══ DATA FOR THIS EXERCISE

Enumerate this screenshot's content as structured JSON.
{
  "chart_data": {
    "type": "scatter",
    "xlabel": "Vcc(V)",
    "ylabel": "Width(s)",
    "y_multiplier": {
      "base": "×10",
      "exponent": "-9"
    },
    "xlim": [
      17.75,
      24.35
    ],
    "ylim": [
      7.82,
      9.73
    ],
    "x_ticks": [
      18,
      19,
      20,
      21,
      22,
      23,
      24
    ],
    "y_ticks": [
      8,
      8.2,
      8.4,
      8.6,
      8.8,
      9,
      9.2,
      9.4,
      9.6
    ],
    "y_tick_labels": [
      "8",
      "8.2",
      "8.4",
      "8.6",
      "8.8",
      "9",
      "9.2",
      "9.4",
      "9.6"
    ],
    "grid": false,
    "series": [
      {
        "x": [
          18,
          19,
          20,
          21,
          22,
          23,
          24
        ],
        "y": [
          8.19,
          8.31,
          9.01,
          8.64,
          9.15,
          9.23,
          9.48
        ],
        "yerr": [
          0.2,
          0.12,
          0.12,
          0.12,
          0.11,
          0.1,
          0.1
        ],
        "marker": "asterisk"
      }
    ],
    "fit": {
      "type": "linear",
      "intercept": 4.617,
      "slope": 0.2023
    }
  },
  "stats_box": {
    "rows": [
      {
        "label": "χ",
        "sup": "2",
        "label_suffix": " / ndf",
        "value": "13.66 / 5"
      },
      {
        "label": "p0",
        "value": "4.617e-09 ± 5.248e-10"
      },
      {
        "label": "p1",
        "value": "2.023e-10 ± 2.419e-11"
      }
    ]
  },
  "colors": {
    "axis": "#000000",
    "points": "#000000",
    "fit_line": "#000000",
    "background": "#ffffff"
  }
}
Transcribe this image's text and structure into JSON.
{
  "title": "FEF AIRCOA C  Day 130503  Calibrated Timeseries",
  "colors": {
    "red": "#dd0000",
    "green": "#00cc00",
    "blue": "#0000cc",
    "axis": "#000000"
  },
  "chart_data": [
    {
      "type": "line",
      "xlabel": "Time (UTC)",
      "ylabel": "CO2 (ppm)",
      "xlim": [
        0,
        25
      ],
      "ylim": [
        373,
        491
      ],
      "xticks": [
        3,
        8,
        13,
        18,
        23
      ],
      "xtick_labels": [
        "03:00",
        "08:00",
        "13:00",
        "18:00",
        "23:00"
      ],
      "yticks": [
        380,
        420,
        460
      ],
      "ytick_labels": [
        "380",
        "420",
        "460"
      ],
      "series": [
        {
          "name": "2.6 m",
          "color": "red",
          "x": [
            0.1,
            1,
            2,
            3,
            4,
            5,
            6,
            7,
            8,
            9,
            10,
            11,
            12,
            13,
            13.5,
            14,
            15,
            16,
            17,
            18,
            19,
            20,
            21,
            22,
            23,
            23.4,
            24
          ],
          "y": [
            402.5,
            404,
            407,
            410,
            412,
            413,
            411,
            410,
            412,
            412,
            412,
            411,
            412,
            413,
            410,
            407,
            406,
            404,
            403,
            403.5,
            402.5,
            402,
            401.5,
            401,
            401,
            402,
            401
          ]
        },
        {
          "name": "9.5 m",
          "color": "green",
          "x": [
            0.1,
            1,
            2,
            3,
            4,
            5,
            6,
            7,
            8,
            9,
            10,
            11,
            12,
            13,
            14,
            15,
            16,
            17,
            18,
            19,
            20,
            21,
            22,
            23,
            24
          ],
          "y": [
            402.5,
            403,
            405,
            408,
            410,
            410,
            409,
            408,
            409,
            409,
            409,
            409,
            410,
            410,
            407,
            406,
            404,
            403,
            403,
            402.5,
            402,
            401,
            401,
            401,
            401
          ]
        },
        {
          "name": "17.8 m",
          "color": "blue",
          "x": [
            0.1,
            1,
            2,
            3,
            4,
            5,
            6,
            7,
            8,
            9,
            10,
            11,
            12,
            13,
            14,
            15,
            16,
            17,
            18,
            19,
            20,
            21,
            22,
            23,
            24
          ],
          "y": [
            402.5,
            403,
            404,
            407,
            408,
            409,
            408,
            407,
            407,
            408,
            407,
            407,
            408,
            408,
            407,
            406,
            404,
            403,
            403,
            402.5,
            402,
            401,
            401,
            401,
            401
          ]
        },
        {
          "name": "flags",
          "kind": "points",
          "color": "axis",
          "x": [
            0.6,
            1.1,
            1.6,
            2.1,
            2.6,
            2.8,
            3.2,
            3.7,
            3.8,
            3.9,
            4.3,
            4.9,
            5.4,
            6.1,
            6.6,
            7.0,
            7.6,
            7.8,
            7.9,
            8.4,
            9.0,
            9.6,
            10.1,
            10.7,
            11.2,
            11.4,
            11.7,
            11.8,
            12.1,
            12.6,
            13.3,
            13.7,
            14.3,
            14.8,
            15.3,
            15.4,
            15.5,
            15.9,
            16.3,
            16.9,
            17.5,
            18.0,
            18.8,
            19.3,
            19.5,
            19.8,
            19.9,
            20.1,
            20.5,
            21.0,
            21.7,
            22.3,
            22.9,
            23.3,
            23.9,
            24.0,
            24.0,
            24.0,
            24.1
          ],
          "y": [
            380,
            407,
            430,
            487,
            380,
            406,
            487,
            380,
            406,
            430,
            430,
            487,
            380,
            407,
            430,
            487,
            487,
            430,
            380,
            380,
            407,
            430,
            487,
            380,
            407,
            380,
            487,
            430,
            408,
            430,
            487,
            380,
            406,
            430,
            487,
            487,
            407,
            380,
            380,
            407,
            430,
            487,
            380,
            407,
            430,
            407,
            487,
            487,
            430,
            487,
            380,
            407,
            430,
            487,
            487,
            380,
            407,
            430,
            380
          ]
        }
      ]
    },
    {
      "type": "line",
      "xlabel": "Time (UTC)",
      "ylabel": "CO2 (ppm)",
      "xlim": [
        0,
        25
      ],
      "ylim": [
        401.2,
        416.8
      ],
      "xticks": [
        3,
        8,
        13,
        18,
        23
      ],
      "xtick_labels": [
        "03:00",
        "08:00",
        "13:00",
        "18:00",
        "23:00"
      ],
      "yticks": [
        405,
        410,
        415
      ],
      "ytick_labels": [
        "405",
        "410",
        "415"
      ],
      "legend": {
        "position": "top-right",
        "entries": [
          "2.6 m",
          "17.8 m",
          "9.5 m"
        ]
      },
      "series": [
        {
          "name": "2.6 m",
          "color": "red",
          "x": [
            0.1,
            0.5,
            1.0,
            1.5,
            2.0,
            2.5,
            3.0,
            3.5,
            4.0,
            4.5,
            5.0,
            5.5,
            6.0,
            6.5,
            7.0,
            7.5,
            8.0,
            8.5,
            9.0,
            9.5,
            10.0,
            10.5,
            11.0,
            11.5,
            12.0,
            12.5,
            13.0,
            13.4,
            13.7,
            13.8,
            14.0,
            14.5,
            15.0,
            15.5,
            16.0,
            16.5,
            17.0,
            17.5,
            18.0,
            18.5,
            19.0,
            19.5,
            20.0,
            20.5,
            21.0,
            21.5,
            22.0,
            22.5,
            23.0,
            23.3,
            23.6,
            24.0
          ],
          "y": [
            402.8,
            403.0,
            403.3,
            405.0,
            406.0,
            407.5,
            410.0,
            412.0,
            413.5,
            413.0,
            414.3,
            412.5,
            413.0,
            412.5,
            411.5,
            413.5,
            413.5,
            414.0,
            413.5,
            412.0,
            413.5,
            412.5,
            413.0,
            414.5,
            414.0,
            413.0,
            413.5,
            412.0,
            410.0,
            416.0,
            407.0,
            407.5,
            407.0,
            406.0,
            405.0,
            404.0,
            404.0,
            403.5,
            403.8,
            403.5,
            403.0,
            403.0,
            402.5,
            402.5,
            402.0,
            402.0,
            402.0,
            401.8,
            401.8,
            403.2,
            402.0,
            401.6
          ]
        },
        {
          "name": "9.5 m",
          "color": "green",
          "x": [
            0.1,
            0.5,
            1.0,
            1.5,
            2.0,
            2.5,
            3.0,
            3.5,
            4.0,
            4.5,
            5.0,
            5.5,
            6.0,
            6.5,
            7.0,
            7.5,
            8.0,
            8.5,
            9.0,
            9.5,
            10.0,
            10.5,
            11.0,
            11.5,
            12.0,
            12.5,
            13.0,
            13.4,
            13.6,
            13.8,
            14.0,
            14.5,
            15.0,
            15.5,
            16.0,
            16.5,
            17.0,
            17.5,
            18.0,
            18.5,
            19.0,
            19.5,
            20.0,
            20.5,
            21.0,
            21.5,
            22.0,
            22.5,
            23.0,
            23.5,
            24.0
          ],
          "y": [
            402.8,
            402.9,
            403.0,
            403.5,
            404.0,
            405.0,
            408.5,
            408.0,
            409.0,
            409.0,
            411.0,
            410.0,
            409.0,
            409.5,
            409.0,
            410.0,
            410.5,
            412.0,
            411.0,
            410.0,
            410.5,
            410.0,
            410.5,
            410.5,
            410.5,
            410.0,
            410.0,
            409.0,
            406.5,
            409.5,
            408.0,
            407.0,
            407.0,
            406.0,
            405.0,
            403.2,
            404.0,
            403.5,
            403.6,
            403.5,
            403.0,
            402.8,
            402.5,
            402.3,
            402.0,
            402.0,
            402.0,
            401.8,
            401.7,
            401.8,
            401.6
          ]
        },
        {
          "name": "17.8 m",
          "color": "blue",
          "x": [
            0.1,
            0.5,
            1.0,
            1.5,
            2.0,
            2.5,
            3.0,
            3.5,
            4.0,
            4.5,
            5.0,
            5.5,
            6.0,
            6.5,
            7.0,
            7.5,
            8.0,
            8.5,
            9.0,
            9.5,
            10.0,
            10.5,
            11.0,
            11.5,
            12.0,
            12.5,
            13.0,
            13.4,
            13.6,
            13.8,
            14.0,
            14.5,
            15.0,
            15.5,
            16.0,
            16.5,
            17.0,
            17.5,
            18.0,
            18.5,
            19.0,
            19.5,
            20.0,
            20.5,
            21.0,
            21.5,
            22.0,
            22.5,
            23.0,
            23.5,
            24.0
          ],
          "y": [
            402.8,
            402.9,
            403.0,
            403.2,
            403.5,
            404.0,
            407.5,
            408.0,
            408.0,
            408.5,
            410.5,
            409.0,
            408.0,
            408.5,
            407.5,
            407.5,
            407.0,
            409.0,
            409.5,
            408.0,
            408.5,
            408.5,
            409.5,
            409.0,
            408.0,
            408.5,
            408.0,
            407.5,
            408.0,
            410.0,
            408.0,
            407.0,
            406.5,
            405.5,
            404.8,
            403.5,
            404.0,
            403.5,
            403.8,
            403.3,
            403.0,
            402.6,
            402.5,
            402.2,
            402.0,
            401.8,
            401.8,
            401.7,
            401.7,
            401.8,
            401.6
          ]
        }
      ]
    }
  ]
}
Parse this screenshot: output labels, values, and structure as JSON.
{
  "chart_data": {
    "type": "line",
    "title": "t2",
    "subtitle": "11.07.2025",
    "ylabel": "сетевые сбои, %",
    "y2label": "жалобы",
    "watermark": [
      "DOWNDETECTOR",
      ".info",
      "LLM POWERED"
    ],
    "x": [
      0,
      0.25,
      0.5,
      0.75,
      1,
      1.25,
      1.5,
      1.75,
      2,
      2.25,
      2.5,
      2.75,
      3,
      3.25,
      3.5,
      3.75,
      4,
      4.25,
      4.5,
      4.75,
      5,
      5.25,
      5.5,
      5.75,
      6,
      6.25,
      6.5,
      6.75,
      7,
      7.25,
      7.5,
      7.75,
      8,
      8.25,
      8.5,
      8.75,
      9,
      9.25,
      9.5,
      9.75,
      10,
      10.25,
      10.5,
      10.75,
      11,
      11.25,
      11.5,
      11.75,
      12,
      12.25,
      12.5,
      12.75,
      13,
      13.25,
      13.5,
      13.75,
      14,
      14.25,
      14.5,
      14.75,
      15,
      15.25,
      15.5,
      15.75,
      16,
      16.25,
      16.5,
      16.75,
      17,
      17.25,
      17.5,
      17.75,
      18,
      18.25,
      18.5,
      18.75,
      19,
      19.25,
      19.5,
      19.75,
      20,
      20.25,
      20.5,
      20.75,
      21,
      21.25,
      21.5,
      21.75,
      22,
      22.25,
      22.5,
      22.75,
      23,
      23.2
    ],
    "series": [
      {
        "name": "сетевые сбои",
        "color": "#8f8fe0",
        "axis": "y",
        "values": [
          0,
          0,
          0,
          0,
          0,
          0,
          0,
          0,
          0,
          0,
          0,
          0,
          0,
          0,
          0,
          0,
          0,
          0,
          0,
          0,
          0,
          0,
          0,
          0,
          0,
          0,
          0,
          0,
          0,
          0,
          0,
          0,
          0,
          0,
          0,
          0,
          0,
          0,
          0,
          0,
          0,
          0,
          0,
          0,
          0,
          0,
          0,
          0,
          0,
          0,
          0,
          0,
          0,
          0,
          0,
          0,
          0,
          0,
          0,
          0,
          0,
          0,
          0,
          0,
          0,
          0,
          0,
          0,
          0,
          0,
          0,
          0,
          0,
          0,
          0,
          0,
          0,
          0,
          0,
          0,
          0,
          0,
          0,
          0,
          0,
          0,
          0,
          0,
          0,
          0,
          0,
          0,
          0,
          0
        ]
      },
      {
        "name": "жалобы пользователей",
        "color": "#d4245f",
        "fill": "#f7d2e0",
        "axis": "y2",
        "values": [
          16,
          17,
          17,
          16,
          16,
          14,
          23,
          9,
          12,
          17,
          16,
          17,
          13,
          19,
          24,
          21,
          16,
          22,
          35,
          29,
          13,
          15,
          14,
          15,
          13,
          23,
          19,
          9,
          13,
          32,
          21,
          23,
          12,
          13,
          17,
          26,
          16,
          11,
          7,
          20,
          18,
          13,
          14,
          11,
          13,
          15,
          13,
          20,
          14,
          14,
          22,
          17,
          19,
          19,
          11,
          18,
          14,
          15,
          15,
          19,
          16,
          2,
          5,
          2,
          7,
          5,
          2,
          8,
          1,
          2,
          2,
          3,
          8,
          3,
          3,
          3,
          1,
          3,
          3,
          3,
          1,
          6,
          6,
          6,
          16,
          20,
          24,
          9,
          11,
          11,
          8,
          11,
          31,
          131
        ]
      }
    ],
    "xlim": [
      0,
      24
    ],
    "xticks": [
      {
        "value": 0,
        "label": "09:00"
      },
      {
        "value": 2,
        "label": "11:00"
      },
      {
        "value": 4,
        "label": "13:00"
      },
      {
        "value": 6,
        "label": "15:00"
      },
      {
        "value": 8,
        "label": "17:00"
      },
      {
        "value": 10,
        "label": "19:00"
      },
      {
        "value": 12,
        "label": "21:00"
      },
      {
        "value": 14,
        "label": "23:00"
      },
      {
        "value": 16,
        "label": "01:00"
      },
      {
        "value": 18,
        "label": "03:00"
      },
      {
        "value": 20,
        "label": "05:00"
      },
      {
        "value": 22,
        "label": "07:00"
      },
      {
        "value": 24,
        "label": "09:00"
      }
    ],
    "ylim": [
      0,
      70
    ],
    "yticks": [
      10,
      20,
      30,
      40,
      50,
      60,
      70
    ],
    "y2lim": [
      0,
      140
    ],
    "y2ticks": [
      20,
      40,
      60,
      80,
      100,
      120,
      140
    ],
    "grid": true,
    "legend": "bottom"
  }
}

════

GIVEN TASK:
From the entries above, copy out every line where the string "type" appears.

COMPLETE OUTPUT:
    "type": "scatter",
      "type": "linear",
      "type": "line",
      "type": "line",
    "type": "line",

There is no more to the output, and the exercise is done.